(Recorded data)
○ ○ ○
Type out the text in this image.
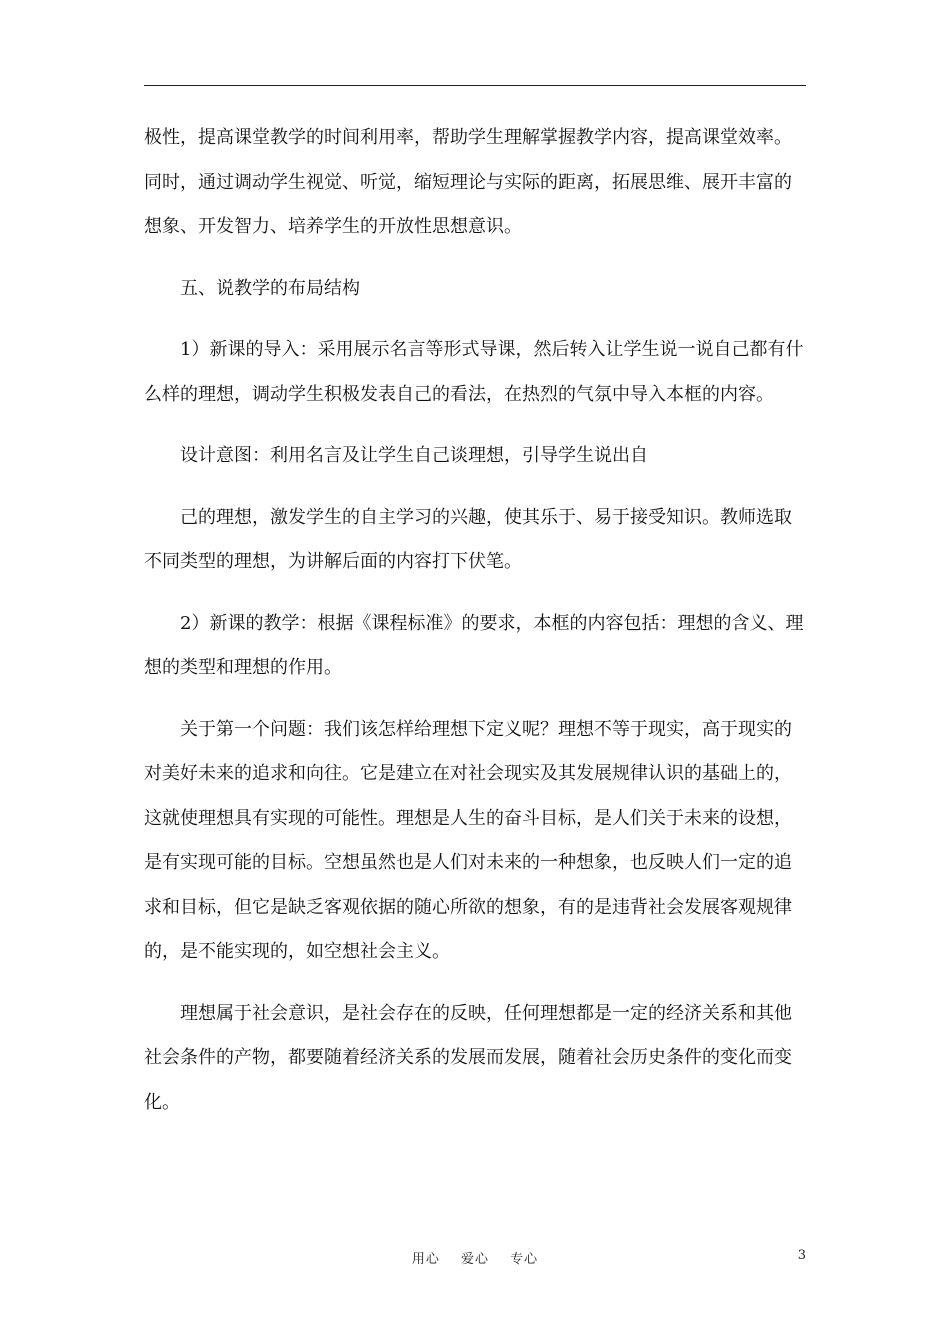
极性，提高课堂教学的时间利用率，帮助学生理解掌握教学内容，提高课堂效率。同时，通过调动学生视觉、听觉，缩短理论与实际的距离，拓展思维、展开丰富的想象、开发智力、培养学生的开放性思想意识。

五、说教学的布局结构

1）新课的导入：采用展示名言等形式导课，然后转入让学生说一说自己都有什么样的理想，调动学生积极发表自己的看法，在热烈的气氛中导入本框的内容。

设计意图：利用名言及让学生自己谈理想，引导学生说出自

己的理想，激发学生的自主学习的兴趣，使其乐于、易于接受知识。教师选取不同类型的理想，为讲解后面的内容打下伏笔。

2）新课的教学：根据《课程标准》的要求，本框的内容包括：理想的含义、理想的类型和理想的作用。

关于第一个问题：我们该怎样给理想下定义呢？理想不等于现实，高于现实的对美好未来的追求和向往。它是建立在对社会现实及其发展规律认识的基础上的，这就使理想具有实现的可能性。理想是人生的奋斗目标，是人们关于未来的设想，是有实现可能的目标。空想虽然也是人们对未来的一种想象，也反映人们一定的追求和目标，但它是缺乏客观依据的随心所欲的想象，有的是违背社会发展客观规律的，是不能实现的，如空想社会主义。

理想属于社会意识，是社会存在的反映，任何理想都是一定的经济关系和其他社会条件的产物，都要随着经济关系的发展而发展，随着社会历史条件的变化而变化。

用心 爱心 专心	3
○ ○ ○
### Directions for this task
Copy the material exactly. Do not include the pictures.

### Completed task
Type out the text in this image.
极性，提高课堂教学的时间利用率，帮助学生理解掌握教学内容，提高课堂效率。同时，通过调动学生视觉、听觉，缩短理论与实际的距离，拓展思维、展开丰富的想象、开发智力、培养学生的开放性思想意识。

五、说教学的布局结构

1）新课的导入：采用展示名言等形式导课，然后转入让学生说一说自己都有什么样的理想，调动学生积极发表自己的看法，在热烈的气氛中导入本框的内容。

设计意图：利用名言及让学生自己谈理想，引导学生说出自

己的理想，激发学生的自主学习的兴趣，使其乐于、易于接受知识。教师选取不同类型的理想，为讲解后面的内容打下伏笔。

2）新课的教学：根据《课程标准》的要求，本框的内容包括：理想的含义、理想的类型和理想的作用。

关于第一个问题：我们该怎样给理想下定义呢？理想不等于现实，高于现实的对美好未来的追求和向往。它是建立在对社会现实及其发展规律认识的基础上的，这就使理想具有实现的可能性。理想是人生的奋斗目标，是人们关于未来的设想，是有实现可能的目标。空想虽然也是人们对未来的一种想象，也反映人们一定的追求和目标，但它是缺乏客观依据的随心所欲的想象，有的是违背社会发展客观规律的，是不能实现的，如空想社会主义。

理想属于社会意识，是社会存在的反映，任何理想都是一定的经济关系和其他社会条件的产物，都要随着经济关系的发展而发展，随着社会历史条件的变化而变化。

用心 爱心 专心	3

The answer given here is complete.